- **THE INPUT**
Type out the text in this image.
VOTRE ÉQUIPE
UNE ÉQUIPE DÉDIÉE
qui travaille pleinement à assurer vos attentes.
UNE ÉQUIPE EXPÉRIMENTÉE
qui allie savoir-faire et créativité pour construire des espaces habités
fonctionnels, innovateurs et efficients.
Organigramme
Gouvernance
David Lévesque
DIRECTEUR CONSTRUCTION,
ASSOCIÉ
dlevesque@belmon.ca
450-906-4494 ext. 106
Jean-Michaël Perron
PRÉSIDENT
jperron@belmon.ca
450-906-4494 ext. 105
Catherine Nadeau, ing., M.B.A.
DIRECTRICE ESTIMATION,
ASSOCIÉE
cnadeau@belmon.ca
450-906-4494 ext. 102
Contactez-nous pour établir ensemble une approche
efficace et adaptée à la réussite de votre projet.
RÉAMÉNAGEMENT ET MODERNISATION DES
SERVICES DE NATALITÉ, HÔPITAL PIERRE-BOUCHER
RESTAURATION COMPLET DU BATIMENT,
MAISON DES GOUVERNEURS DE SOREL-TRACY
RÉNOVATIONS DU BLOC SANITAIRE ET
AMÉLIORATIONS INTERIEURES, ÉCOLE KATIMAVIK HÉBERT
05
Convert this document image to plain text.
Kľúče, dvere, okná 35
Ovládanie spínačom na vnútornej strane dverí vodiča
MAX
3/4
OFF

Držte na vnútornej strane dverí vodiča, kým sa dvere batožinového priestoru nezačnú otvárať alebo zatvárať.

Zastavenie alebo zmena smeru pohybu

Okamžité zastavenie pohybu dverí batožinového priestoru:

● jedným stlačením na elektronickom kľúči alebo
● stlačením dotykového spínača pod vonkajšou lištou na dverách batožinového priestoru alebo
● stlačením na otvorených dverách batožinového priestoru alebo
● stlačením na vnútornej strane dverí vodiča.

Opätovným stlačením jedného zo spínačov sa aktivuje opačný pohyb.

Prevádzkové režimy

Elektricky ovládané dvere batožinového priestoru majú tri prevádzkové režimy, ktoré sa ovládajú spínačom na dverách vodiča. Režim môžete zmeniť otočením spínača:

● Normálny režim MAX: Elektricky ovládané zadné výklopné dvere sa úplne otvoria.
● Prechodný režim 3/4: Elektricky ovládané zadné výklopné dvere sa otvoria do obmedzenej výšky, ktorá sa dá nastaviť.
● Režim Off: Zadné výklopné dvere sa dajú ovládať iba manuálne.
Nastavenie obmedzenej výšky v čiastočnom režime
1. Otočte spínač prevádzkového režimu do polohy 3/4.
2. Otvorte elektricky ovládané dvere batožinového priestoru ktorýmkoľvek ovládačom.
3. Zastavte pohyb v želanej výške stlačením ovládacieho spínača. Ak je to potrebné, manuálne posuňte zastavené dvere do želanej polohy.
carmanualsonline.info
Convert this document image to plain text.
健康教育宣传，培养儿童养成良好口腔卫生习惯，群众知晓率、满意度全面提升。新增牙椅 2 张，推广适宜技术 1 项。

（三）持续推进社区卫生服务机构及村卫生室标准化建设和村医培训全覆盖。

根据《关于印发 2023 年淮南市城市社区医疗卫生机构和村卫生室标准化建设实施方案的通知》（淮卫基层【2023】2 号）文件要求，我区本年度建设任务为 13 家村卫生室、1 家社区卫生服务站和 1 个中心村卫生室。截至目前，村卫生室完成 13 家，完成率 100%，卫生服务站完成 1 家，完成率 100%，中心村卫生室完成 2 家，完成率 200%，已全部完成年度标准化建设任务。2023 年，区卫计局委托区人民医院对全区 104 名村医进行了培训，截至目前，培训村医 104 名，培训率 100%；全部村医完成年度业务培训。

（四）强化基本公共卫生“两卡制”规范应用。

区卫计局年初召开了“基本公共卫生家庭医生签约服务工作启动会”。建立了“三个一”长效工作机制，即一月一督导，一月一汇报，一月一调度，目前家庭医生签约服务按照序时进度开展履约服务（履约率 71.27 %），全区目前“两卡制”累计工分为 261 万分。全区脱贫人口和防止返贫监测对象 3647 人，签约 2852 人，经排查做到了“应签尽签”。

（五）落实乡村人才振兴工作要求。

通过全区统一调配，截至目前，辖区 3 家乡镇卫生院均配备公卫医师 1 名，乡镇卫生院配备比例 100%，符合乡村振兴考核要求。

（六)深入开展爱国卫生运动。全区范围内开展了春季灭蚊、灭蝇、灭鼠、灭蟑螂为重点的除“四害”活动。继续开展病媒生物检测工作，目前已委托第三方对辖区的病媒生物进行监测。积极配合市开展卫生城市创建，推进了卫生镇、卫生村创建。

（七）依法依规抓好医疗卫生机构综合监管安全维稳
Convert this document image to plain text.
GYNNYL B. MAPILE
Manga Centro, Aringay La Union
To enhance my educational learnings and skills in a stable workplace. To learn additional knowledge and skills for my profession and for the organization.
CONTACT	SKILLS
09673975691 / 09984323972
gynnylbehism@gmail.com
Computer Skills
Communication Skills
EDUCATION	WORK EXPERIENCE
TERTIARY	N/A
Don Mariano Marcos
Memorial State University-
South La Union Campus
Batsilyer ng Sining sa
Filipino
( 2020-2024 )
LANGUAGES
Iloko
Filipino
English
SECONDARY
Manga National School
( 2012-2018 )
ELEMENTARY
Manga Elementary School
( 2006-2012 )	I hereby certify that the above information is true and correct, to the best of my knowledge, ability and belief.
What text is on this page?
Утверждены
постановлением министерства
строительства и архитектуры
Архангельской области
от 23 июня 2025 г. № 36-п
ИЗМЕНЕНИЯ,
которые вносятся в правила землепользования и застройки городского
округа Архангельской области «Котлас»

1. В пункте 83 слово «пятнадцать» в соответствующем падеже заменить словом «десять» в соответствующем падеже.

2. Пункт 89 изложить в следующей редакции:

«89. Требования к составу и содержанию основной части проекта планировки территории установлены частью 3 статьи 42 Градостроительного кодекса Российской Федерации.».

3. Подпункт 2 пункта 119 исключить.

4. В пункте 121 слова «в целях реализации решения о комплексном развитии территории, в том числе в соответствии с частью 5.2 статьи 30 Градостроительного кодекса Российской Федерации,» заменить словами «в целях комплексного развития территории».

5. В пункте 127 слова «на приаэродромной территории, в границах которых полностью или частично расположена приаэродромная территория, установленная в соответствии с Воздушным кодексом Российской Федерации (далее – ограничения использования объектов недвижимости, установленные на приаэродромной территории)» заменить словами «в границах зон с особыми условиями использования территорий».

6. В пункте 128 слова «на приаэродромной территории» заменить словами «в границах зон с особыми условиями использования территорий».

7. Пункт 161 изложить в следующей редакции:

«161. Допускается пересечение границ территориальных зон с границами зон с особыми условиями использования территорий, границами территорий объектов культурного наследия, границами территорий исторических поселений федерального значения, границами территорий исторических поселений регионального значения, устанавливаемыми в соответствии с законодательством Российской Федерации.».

- **WRITTEN INSTRUCTION**
Once more, set down the full listing, verbatim.

- **RESULT**
Type out the text in this image.
VOTRE ÉQUIPE
UNE ÉQUIPE DÉDIÉE
qui travaille pleinement à assurer vos attentes.
UNE ÉQUIPE EXPÉRIMENTÉE
qui allie savoir-faire et créativité pour construire des espaces habités
fonctionnels, innovateurs et efficients.
Organigramme
Gouvernance
David Lévesque
DIRECTEUR CONSTRUCTION,
ASSOCIÉ
dlevesque@belmon.ca
450-906-4494 ext. 106
Jean-Michaël Perron
PRÉSIDENT
jperron@belmon.ca
450-906-4494 ext. 105
Catherine Nadeau, ing., M.B.A.
DIRECTRICE ESTIMATION,
ASSOCIÉE
cnadeau@belmon.ca
450-906-4494 ext. 102
Contactez-nous pour établir ensemble une approche
efficace et adaptée à la réussite de votre projet.
RÉAMÉNAGEMENT ET MODERNISATION DES
SERVICES DE NATALITÉ, HÔPITAL PIERRE-BOUCHER
RESTAURATION COMPLET DU BATIMENT,
MAISON DES GOUVERNEURS DE SOREL-TRACY
RÉNOVATIONS DU BLOC SANITAIRE ET
AMÉLIORATIONS INTERIEURES, ÉCOLE KATIMAVIK HÉBERT
05
Convert this document image to plain text.
Kľúče, dvere, okná 35
Ovládanie spínačom na vnútornej strane dverí vodiča
MAX
3/4
OFF

Držte na vnútornej strane dverí vodiča, kým sa dvere batožinového priestoru nezačnú otvárať alebo zatvárať.

Zastavenie alebo zmena smeru pohybu

Okamžité zastavenie pohybu dverí batožinového priestoru:

● jedným stlačením na elektronickom kľúči alebo
● stlačením dotykového spínača pod vonkajšou lištou na dverách batožinového priestoru alebo
● stlačením na otvorených dverách batožinového priestoru alebo
● stlačením na vnútornej strane dverí vodiča.

Opätovným stlačením jedného zo spínačov sa aktivuje opačný pohyb.

Prevádzkové režimy

Elektricky ovládané dvere batožinového priestoru majú tri prevádzkové režimy, ktoré sa ovládajú spínačom na dverách vodiča. Režim môžete zmeniť otočením spínača:

● Normálny režim MAX: Elektricky ovládané zadné výklopné dvere sa úplne otvoria.
● Prechodný režim 3/4: Elektricky ovládané zadné výklopné dvere sa otvoria do obmedzenej výšky, ktorá sa dá nastaviť.
● Režim Off: Zadné výklopné dvere sa dajú ovládať iba manuálne.
Nastavenie obmedzenej výšky v čiastočnom režime
1. Otočte spínač prevádzkového režimu do polohy 3/4.
2. Otvorte elektricky ovládané dvere batožinového priestoru ktorýmkoľvek ovládačom.
3. Zastavte pohyb v želanej výške stlačením ovládacieho spínača. Ak je to potrebné, manuálne posuňte zastavené dvere do želanej polohy.
carmanualsonline.info
Convert this document image to plain text.
健康教育宣传，培养儿童养成良好口腔卫生习惯，群众知晓率、满意度全面提升。新增牙椅 2 张，推广适宜技术 1 项。

（三）持续推进社区卫生服务机构及村卫生室标准化建设和村医培训全覆盖。

根据《关于印发 2023 年淮南市城市社区医疗卫生机构和村卫生室标准化建设实施方案的通知》（淮卫基层【2023】2 号）文件要求，我区本年度建设任务为 13 家村卫生室、1 家社区卫生服务站和 1 个中心村卫生室。截至目前，村卫生室完成 13 家，完成率 100%，卫生服务站完成 1 家，完成率 100%，中心村卫生室完成 2 家，完成率 200%，已全部完成年度标准化建设任务。2023 年，区卫计局委托区人民医院对全区 104 名村医进行了培训，截至目前，培训村医 104 名，培训率 100%；全部村医完成年度业务培训。

（四）强化基本公共卫生“两卡制”规范应用。

区卫计局年初召开了“基本公共卫生家庭医生签约服务工作启动会”。建立了“三个一”长效工作机制，即一月一督导，一月一汇报，一月一调度，目前家庭医生签约服务按照序时进度开展履约服务（履约率 71.27 %），全区目前“两卡制”累计工分为 261 万分。全区脱贫人口和防止返贫监测对象 3647 人，签约 2852 人，经排查做到了“应签尽签”。

（五）落实乡村人才振兴工作要求。

通过全区统一调配，截至目前，辖区 3 家乡镇卫生院均配备公卫医师 1 名，乡镇卫生院配备比例 100%，符合乡村振兴考核要求。

（六)深入开展爱国卫生运动。全区范围内开展了春季灭蚊、灭蝇、灭鼠、灭蟑螂为重点的除“四害”活动。继续开展病媒生物检测工作，目前已委托第三方对辖区的病媒生物进行监测。积极配合市开展卫生城市创建，推进了卫生镇、卫生村创建。

（七）依法依规抓好医疗卫生机构综合监管安全维稳
Convert this document image to plain text.
GYNNYL B. MAPILE
Manga Centro, Aringay La Union
To enhance my educational learnings and skills in a stable workplace. To learn additional knowledge and skills for my profession and for the organization.
CONTACT	SKILLS
09673975691 / 09984323972
gynnylbehism@gmail.com
Computer Skills
Communication Skills
EDUCATION	WORK EXPERIENCE
TERTIARY	N/A
Don Mariano Marcos
Memorial State University-
South La Union Campus
Batsilyer ng Sining sa
Filipino
( 2020-2024 )
LANGUAGES
Iloko
Filipino
English
SECONDARY
Manga National School
( 2012-2018 )
ELEMENTARY
Manga Elementary School
( 2006-2012 )	I hereby certify that the above information is true and correct, to the best of my knowledge, ability and belief.
What text is on this page?
Утверждены
постановлением министерства
строительства и архитектуры
Архангельской области
от 23 июня 2025 г. № 36-п
ИЗМЕНЕНИЯ,
которые вносятся в правила землепользования и застройки городского
округа Архангельской области «Котлас»

1. В пункте 83 слово «пятнадцать» в соответствующем падеже заменить словом «десять» в соответствующем падеже.

2. Пункт 89 изложить в следующей редакции:

«89. Требования к составу и содержанию основной части проекта планировки территории установлены частью 3 статьи 42 Градостроительного кодекса Российской Федерации.».

3. Подпункт 2 пункта 119 исключить.

4. В пункте 121 слова «в целях реализации решения о комплексном развитии территории, в том числе в соответствии с частью 5.2 статьи 30 Градостроительного кодекса Российской Федерации,» заменить словами «в целях комплексного развития территории».

5. В пункте 127 слова «на приаэродромной территории, в границах которых полностью или частично расположена приаэродромная территория, установленная в соответствии с Воздушным кодексом Российской Федерации (далее – ограничения использования объектов недвижимости, установленные на приаэродромной территории)» заменить словами «в границах зон с особыми условиями использования территорий».

6. В пункте 128 слова «на приаэродромной территории» заменить словами «в границах зон с особыми условиями использования территорий».

7. Пункт 161 изложить в следующей редакции:

«161. Допускается пересечение границ территориальных зон с границами зон с особыми условиями использования территорий, границами территорий объектов культурного наследия, границами территорий исторических поселений федерального значения, границами территорий исторических поселений регионального значения, устанавливаемыми в соответствии с законодательством Российской Федерации.».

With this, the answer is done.